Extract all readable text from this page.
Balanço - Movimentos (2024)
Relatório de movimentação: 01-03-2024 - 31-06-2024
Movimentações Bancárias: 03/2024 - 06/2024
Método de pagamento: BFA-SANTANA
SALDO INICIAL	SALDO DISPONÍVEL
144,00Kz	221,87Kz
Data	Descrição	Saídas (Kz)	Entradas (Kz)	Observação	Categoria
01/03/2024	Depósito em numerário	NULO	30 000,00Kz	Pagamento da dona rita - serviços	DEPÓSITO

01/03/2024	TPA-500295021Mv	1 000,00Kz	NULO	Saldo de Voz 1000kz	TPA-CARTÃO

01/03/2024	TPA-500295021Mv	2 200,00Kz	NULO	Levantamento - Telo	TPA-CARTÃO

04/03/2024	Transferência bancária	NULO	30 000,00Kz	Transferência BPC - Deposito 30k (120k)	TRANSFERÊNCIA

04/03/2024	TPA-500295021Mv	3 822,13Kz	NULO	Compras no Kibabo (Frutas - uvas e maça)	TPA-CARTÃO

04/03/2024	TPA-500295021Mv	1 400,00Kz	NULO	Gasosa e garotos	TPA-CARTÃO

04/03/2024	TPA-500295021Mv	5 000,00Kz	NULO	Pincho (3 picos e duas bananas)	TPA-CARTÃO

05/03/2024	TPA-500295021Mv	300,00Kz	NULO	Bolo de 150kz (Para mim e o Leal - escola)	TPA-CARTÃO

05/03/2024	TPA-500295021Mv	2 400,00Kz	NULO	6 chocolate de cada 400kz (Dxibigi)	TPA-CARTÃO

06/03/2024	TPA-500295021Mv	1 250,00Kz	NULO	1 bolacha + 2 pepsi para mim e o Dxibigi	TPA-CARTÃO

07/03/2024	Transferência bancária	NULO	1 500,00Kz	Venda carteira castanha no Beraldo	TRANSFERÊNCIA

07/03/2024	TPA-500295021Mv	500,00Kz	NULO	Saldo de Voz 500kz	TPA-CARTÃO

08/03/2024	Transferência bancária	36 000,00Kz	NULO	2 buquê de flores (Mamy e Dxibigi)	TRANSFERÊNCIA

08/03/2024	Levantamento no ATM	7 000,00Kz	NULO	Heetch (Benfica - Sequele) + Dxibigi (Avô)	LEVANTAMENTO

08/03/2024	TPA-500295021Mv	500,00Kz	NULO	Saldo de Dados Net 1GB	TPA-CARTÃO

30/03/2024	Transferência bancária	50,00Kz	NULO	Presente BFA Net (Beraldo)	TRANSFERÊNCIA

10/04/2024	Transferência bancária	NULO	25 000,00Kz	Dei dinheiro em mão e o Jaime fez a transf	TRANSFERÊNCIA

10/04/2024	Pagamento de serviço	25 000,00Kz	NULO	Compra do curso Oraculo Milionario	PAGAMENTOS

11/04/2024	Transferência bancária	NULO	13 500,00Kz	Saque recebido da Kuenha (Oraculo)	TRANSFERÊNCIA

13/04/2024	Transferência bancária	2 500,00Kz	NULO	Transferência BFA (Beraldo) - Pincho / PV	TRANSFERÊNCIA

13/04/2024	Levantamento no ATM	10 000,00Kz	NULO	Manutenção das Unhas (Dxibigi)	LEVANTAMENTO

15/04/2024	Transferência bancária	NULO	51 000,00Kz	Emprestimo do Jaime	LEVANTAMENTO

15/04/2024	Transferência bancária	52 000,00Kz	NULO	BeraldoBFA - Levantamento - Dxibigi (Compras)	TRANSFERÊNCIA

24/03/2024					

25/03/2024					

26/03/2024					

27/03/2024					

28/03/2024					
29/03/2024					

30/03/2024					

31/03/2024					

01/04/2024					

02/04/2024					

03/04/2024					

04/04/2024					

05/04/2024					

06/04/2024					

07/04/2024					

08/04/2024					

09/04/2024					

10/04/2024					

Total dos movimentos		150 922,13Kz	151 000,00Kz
++++++++++
**Stated problem:**
All of the entries must be written out exactly as they stand.

**Correct result:**
Extract all readable text from this page.
Balanço - Movimentos (2024)
Relatório de movimentação: 01-03-2024 - 31-06-2024
Movimentações Bancárias: 03/2024 - 06/2024
Método de pagamento: BFA-SANTANA
SALDO INICIAL	SALDO DISPONÍVEL
144,00Kz	221,87Kz
Data	Descrição	Saídas (Kz)	Entradas (Kz)	Observação	Categoria
01/03/2024	Depósito em numerário	NULO	30 000,00Kz	Pagamento da dona rita - serviços	DEPÓSITO

01/03/2024	TPA-500295021Mv	1 000,00Kz	NULO	Saldo de Voz 1000kz	TPA-CARTÃO

01/03/2024	TPA-500295021Mv	2 200,00Kz	NULO	Levantamento - Telo	TPA-CARTÃO

04/03/2024	Transferência bancária	NULO	30 000,00Kz	Transferência BPC - Deposito 30k (120k)	TRANSFERÊNCIA

04/03/2024	TPA-500295021Mv	3 822,13Kz	NULO	Compras no Kibabo (Frutas - uvas e maça)	TPA-CARTÃO

04/03/2024	TPA-500295021Mv	1 400,00Kz	NULO	Gasosa e garotos	TPA-CARTÃO

04/03/2024	TPA-500295021Mv	5 000,00Kz	NULO	Pincho (3 picos e duas bananas)	TPA-CARTÃO

05/03/2024	TPA-500295021Mv	300,00Kz	NULO	Bolo de 150kz (Para mim e o Leal - escola)	TPA-CARTÃO

05/03/2024	TPA-500295021Mv	2 400,00Kz	NULO	6 chocolate de cada 400kz (Dxibigi)	TPA-CARTÃO

06/03/2024	TPA-500295021Mv	1 250,00Kz	NULO	1 bolacha + 2 pepsi para mim e o Dxibigi	TPA-CARTÃO

07/03/2024	Transferência bancária	NULO	1 500,00Kz	Venda carteira castanha no Beraldo	TRANSFERÊNCIA

07/03/2024	TPA-500295021Mv	500,00Kz	NULO	Saldo de Voz 500kz	TPA-CARTÃO

08/03/2024	Transferência bancária	36 000,00Kz	NULO	2 buquê de flores (Mamy e Dxibigi)	TRANSFERÊNCIA

08/03/2024	Levantamento no ATM	7 000,00Kz	NULO	Heetch (Benfica - Sequele) + Dxibigi (Avô)	LEVANTAMENTO

08/03/2024	TPA-500295021Mv	500,00Kz	NULO	Saldo de Dados Net 1GB	TPA-CARTÃO

30/03/2024	Transferência bancária	50,00Kz	NULO	Presente BFA Net (Beraldo)	TRANSFERÊNCIA

10/04/2024	Transferência bancária	NULO	25 000,00Kz	Dei dinheiro em mão e o Jaime fez a transf	TRANSFERÊNCIA

10/04/2024	Pagamento de serviço	25 000,00Kz	NULO	Compra do curso Oraculo Milionario	PAGAMENTOS

11/04/2024	Transferência bancária	NULO	13 500,00Kz	Saque recebido da Kuenha (Oraculo)	TRANSFERÊNCIA

13/04/2024	Transferência bancária	2 500,00Kz	NULO	Transferência BFA (Beraldo) - Pincho / PV	TRANSFERÊNCIA

13/04/2024	Levantamento no ATM	10 000,00Kz	NULO	Manutenção das Unhas (Dxibigi)	LEVANTAMENTO

15/04/2024	Transferência bancária	NULO	51 000,00Kz	Emprestimo do Jaime	LEVANTAMENTO

15/04/2024	Transferência bancária	52 000,00Kz	NULO	BeraldoBFA - Levantamento - Dxibigi (Compras)	TRANSFERÊNCIA

24/03/2024					

25/03/2024					

26/03/2024					

27/03/2024					

28/03/2024					
29/03/2024					

30/03/2024					

31/03/2024					

01/04/2024					

02/04/2024					

03/04/2024					

04/04/2024					

05/04/2024					

06/04/2024					

07/04/2024					

08/04/2024					

09/04/2024					

10/04/2024					

Total dos movimentos		150 922,13Kz	151 000,00Kz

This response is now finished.